» Exercise requirements:
Identify all lines in the data containing the string "setting". Copy them out.
[start]
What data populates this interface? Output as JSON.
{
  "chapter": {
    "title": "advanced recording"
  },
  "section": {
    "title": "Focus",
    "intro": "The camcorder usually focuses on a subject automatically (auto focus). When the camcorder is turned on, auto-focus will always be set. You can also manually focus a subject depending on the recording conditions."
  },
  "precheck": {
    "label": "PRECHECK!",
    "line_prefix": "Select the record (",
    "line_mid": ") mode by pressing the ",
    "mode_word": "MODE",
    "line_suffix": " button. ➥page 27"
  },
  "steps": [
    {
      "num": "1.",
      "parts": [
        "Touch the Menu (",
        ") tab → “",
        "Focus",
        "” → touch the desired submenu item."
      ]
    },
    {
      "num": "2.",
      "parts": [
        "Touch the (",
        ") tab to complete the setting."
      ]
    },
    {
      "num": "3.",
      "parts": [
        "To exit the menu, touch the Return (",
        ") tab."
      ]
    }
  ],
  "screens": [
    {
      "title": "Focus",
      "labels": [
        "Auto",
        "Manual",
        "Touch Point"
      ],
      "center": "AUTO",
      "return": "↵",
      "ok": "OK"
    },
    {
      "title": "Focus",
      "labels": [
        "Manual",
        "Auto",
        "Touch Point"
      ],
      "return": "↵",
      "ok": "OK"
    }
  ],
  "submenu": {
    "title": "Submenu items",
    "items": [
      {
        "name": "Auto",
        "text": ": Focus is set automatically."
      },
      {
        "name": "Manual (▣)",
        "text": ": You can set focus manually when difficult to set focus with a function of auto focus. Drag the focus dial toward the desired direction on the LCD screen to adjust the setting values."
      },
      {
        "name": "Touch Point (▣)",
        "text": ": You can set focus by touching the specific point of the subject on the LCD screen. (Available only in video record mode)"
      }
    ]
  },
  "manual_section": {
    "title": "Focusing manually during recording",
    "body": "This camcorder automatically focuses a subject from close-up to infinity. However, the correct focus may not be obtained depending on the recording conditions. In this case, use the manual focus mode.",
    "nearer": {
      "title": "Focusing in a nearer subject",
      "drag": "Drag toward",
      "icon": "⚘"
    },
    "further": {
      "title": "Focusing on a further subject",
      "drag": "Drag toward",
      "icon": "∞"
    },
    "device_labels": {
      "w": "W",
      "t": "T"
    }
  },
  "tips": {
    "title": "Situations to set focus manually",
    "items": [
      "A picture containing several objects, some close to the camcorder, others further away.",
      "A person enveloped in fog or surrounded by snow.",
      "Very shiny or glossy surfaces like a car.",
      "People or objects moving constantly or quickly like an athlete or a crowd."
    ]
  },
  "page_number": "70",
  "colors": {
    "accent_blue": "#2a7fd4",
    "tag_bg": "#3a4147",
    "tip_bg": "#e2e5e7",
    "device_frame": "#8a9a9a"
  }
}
[end]
» Written response:
        ") tab to complete the setting."
        "text": ": You can set focus manually when difficult to set focus with a function of auto focus. Drag the focus dial toward the desired direction on the LCD screen to adjust the setting values."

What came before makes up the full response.